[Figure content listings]
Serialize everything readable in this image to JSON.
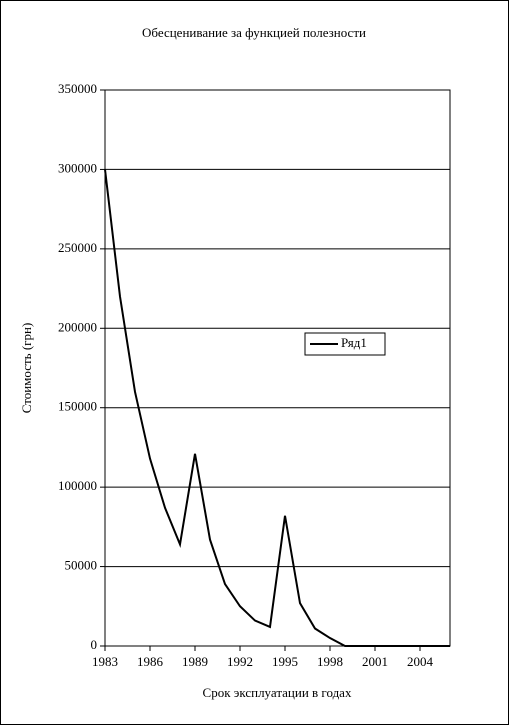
{
  "chart_data": {
    "type": "line",
    "title": "Обесценивание за функцией полезности",
    "x_label": "Срок эксплуатации в годах",
    "y_label": "Стоимость (грн)",
    "x": [
      1983,
      1984,
      1985,
      1986,
      1987,
      1988,
      1989,
      1990,
      1991,
      1992,
      1993,
      1994,
      1995,
      1996,
      1997,
      1998,
      1999,
      2000,
      2001,
      2002,
      2003,
      2004,
      2005,
      2006
    ],
    "series": [
      {
        "name": "Ряд1",
        "color": "#000000",
        "values": [
          300000,
          220000,
          160000,
          118000,
          87000,
          64000,
          121000,
          67000,
          39000,
          25000,
          16000,
          12000,
          82000,
          27000,
          11000,
          5000,
          0,
          0,
          0,
          0,
          0,
          0,
          0,
          0
        ]
      }
    ],
    "xlim": [
      1983,
      2006
    ],
    "xticks": [
      1983,
      1986,
      1989,
      1992,
      1995,
      1998,
      2001,
      2004
    ],
    "ylim": [
      0,
      350000
    ],
    "yticks": [
      0,
      50000,
      100000,
      150000,
      200000,
      250000,
      300000,
      350000
    ],
    "grid": true,
    "legend": "right"
  }
}
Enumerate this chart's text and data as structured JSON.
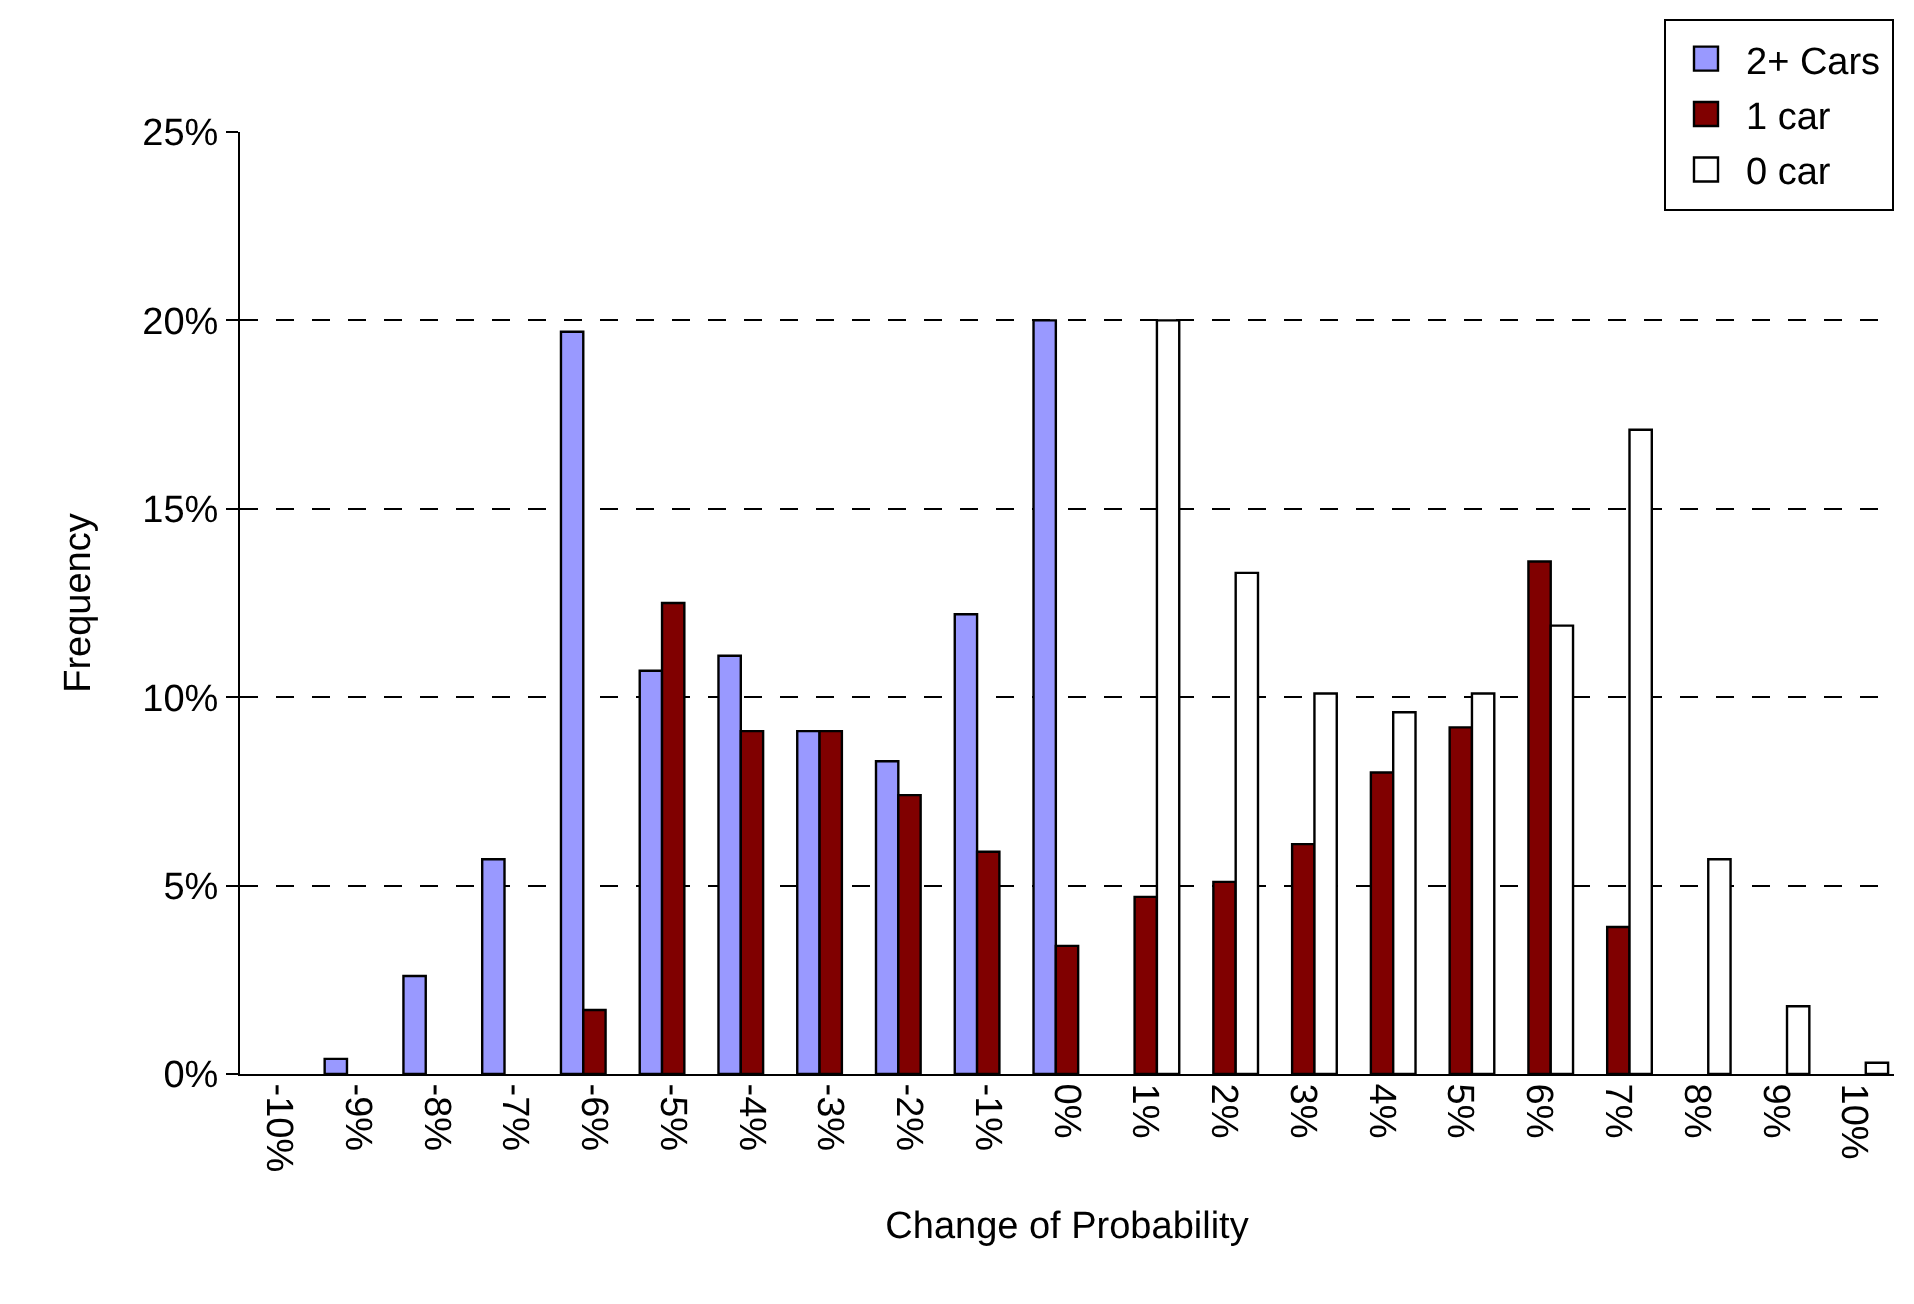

(TO DO): The answer must consist solely of the number of lines in the entries that contain the word "this".

(RESPONSE BELOW): 2